__What to work on__. Restate the entries word for word, omitting nothing.

__The data__.
□ □ □ □ □

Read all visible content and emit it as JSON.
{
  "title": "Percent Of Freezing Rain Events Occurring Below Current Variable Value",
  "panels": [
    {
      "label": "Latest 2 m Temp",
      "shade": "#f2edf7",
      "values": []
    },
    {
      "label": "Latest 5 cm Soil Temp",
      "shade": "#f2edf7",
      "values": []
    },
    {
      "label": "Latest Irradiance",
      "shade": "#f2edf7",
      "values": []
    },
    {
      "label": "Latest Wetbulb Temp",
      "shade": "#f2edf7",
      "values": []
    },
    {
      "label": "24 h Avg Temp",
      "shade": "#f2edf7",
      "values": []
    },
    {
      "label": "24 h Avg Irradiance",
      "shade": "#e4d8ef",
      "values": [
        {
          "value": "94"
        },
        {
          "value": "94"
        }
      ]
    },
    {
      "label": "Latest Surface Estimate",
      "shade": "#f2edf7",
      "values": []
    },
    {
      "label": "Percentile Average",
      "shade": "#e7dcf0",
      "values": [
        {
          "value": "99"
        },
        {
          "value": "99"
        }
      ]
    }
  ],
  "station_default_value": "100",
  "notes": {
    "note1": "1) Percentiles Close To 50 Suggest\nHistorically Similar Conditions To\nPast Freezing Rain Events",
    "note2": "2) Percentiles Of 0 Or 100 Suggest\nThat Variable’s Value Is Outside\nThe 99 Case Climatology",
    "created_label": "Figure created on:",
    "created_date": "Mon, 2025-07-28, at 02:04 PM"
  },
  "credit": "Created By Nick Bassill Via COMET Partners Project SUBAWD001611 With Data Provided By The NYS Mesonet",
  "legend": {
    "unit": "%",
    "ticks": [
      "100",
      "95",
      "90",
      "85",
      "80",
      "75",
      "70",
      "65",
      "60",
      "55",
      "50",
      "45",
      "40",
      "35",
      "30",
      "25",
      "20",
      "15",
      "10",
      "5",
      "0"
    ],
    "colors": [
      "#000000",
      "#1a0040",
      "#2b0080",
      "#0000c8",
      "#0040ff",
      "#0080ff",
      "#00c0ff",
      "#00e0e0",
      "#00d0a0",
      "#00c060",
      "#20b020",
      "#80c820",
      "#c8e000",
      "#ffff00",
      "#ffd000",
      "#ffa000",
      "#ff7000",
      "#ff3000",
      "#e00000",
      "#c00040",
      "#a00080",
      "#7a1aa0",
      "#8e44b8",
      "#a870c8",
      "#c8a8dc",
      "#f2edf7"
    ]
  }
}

□ □ □ □ □

__Solved problem__.
Read all visible content and emit it as JSON.
{
  "title": "Percent Of Freezing Rain Events Occurring Below Current Variable Value",
  "panels": [
    {
      "label": "Latest 2 m Temp",
      "shade": "#f2edf7",
      "values": []
    },
    {
      "label": "Latest 5 cm Soil Temp",
      "shade": "#f2edf7",
      "values": []
    },
    {
      "label": "Latest Irradiance",
      "shade": "#f2edf7",
      "values": []
    },
    {
      "label": "Latest Wetbulb Temp",
      "shade": "#f2edf7",
      "values": []
    },
    {
      "label": "24 h Avg Temp",
      "shade": "#f2edf7",
      "values": []
    },
    {
      "label": "24 h Avg Irradiance",
      "shade": "#e4d8ef",
      "values": [
        {
          "value": "94"
        },
        {
          "value": "94"
        }
      ]
    },
    {
      "label": "Latest Surface Estimate",
      "shade": "#f2edf7",
      "values": []
    },
    {
      "label": "Percentile Average",
      "shade": "#e7dcf0",
      "values": [
        {
          "value": "99"
        },
        {
          "value": "99"
        }
      ]
    }
  ],
  "station_default_value": "100",
  "notes": {
    "note1": "1) Percentiles Close To 50 Suggest\nHistorically Similar Conditions To\nPast Freezing Rain Events",
    "note2": "2) Percentiles Of 0 Or 100 Suggest\nThat Variable’s Value Is Outside\nThe 99 Case Climatology",
    "created_label": "Figure created on:",
    "created_date": "Mon, 2025-07-28, at 02:04 PM"
  },
  "credit": "Created By Nick Bassill Via COMET Partners Project SUBAWD001611 With Data Provided By The NYS Mesonet",
  "legend": {
    "unit": "%",
    "ticks": [
      "100",
      "95",
      "90",
      "85",
      "80",
      "75",
      "70",
      "65",
      "60",
      "55",
      "50",
      "45",
      "40",
      "35",
      "30",
      "25",
      "20",
      "15",
      "10",
      "5",
      "0"
    ],
    "colors": [
      "#000000",
      "#1a0040",
      "#2b0080",
      "#0000c8",
      "#0040ff",
      "#0080ff",
      "#00c0ff",
      "#00e0e0",
      "#00d0a0",
      "#00c060",
      "#20b020",
      "#80c820",
      "#c8e000",
      "#ffff00",
      "#ffd000",
      "#ffa000",
      "#ff7000",
      "#ff3000",
      "#e00000",
      "#c00040",
      "#a00080",
      "#7a1aa0",
      "#8e44b8",
      "#a870c8",
      "#c8a8dc",
      "#f2edf7"
    ]
  }
}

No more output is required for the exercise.